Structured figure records
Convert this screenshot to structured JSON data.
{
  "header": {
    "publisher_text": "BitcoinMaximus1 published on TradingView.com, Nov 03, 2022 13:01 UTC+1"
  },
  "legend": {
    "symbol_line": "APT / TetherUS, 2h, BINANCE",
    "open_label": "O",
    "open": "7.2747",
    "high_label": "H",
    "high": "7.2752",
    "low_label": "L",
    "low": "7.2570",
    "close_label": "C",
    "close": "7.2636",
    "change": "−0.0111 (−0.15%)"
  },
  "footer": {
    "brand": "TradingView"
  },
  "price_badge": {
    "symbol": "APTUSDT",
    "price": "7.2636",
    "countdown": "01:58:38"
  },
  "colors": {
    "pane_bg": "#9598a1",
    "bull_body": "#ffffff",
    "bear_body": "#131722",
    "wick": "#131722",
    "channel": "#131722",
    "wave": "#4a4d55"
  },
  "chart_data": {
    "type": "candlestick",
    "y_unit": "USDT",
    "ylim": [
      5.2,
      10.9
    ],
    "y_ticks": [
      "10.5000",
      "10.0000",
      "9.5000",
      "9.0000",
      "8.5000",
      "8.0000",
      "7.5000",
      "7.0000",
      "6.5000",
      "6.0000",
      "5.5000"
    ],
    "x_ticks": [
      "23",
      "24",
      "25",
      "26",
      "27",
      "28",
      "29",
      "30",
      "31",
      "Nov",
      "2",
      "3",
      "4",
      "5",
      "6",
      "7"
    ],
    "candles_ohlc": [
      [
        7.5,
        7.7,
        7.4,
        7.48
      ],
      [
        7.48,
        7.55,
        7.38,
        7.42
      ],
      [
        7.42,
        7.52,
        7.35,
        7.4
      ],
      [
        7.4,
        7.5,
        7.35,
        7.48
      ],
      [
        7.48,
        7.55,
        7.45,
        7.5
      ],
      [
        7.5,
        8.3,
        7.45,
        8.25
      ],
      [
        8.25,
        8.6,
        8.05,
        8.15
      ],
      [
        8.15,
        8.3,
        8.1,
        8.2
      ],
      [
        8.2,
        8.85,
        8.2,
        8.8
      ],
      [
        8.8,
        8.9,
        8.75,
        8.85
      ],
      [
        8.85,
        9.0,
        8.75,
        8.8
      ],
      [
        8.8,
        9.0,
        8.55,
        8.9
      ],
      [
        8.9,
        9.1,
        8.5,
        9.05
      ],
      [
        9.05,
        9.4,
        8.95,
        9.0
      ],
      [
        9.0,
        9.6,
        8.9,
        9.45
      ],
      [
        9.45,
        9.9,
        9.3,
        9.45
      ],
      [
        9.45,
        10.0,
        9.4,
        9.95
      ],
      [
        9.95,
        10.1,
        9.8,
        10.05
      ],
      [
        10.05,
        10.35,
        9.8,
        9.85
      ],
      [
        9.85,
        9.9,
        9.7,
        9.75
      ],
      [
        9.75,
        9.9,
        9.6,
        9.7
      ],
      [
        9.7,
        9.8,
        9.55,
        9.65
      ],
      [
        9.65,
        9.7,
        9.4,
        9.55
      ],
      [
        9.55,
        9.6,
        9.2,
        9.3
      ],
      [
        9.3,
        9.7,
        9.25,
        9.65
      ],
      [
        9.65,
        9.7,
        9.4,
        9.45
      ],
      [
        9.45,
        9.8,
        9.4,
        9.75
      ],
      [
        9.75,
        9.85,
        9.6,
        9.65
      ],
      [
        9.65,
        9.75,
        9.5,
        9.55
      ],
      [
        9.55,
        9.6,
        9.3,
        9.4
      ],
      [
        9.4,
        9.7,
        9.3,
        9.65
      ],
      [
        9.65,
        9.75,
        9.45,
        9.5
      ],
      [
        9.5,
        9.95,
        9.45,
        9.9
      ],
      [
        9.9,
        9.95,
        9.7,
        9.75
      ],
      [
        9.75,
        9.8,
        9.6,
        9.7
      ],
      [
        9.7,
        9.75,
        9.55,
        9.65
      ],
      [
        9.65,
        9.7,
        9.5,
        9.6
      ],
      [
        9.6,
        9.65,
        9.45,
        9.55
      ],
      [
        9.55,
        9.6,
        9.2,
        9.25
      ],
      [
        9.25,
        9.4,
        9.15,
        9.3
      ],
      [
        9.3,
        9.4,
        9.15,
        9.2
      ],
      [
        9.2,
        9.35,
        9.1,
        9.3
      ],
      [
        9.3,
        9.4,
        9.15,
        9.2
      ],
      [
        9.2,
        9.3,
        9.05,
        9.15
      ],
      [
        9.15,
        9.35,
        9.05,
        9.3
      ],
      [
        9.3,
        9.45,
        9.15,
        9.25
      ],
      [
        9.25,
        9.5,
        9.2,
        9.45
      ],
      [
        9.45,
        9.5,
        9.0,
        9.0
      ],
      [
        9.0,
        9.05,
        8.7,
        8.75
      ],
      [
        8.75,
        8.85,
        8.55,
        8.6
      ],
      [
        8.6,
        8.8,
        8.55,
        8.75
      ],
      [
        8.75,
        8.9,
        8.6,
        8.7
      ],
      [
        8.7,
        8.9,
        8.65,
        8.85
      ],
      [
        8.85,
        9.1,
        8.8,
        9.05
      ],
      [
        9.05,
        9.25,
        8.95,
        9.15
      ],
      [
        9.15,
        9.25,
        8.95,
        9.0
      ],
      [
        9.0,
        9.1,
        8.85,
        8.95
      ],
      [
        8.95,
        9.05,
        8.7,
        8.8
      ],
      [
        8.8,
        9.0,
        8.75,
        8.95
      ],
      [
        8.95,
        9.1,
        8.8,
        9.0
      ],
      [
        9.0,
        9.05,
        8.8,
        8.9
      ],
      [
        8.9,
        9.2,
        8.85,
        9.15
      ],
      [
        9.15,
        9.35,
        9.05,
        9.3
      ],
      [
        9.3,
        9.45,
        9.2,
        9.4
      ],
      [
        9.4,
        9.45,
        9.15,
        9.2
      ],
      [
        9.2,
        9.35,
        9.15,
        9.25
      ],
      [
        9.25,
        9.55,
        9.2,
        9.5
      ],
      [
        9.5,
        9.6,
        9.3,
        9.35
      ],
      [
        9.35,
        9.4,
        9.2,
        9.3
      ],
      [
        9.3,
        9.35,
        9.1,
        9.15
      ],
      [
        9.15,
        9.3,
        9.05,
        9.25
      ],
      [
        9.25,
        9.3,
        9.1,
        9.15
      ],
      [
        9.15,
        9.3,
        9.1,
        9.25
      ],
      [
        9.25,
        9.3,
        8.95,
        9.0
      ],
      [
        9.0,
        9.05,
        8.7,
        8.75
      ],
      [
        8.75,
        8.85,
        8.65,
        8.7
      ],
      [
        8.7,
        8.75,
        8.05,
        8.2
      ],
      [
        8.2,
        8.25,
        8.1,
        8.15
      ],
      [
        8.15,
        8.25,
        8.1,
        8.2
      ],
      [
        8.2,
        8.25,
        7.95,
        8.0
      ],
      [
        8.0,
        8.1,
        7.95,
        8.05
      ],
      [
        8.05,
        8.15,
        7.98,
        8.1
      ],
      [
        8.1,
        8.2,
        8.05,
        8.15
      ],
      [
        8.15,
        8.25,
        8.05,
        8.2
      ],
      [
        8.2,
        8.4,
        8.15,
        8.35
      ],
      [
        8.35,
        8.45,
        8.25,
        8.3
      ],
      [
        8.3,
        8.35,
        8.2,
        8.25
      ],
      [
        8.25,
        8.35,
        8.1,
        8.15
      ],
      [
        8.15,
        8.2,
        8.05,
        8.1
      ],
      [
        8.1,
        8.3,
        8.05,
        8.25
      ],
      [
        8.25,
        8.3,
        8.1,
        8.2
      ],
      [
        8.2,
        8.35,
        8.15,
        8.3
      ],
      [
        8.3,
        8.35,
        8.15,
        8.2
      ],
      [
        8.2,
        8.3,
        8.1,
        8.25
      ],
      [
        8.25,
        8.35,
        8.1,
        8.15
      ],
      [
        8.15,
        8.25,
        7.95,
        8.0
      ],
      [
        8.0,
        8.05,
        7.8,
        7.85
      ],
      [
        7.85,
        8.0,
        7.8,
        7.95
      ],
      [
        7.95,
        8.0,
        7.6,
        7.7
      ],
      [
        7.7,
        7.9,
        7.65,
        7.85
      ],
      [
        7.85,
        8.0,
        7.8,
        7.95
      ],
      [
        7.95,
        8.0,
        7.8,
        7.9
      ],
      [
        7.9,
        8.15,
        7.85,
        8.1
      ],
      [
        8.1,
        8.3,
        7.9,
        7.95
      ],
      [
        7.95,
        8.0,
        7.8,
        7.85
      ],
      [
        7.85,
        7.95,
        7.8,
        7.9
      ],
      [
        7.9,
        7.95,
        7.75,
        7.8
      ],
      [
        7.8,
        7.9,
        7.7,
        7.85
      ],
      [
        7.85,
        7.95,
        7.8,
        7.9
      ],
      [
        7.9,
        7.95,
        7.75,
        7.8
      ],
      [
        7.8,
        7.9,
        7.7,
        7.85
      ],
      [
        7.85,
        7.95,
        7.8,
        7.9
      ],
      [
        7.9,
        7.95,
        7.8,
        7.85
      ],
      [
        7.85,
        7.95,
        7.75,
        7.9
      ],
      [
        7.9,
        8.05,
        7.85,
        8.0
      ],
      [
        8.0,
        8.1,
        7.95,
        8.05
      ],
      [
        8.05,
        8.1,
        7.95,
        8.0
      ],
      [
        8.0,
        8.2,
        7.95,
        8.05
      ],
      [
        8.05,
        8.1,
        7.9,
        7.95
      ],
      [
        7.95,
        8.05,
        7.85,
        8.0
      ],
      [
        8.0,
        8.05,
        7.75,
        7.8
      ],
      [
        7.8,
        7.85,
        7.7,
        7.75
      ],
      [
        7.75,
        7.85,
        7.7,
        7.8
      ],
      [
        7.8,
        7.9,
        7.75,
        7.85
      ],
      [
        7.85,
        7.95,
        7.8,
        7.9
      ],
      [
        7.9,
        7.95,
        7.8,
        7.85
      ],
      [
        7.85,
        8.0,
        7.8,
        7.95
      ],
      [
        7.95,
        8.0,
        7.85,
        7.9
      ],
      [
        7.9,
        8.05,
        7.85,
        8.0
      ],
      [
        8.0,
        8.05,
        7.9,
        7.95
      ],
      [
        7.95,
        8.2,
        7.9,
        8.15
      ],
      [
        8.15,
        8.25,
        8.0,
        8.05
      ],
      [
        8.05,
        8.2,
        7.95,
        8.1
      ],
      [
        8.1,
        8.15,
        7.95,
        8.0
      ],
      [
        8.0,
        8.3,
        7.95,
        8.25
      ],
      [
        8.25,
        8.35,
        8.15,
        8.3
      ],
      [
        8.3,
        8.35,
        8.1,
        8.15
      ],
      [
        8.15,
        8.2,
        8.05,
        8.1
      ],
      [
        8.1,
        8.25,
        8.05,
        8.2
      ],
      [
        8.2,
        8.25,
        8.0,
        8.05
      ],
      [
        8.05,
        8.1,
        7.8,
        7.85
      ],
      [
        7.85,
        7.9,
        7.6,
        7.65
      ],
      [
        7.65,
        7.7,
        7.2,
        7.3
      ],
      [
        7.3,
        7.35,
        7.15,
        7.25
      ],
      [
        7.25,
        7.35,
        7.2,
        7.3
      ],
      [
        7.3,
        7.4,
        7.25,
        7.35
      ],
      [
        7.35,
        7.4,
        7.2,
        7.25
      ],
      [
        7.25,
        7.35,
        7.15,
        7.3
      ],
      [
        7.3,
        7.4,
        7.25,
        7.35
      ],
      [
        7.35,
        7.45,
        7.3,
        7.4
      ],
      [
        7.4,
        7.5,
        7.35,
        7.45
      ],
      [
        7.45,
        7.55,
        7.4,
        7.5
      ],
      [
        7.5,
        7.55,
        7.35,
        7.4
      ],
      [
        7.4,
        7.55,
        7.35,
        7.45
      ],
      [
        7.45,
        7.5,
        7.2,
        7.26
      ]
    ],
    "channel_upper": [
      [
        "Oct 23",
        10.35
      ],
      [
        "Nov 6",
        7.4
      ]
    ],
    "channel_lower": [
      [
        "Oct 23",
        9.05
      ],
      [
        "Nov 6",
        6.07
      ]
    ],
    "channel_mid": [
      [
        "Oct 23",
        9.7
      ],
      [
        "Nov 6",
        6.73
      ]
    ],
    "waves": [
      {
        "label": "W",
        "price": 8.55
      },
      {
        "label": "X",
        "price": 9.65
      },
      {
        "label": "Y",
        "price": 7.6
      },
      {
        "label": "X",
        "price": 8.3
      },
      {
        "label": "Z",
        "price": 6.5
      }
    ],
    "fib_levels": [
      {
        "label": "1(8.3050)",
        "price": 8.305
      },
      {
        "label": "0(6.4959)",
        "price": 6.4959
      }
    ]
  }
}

What you are asked to do: Look through the material above and pick out each line holding the word "TradingView".

Exercise answer:
    "publisher_text": "BitcoinMaximus1 published on TradingView.com, Nov 03, 2022 13:01 UTC+1"
    "brand": "TradingView"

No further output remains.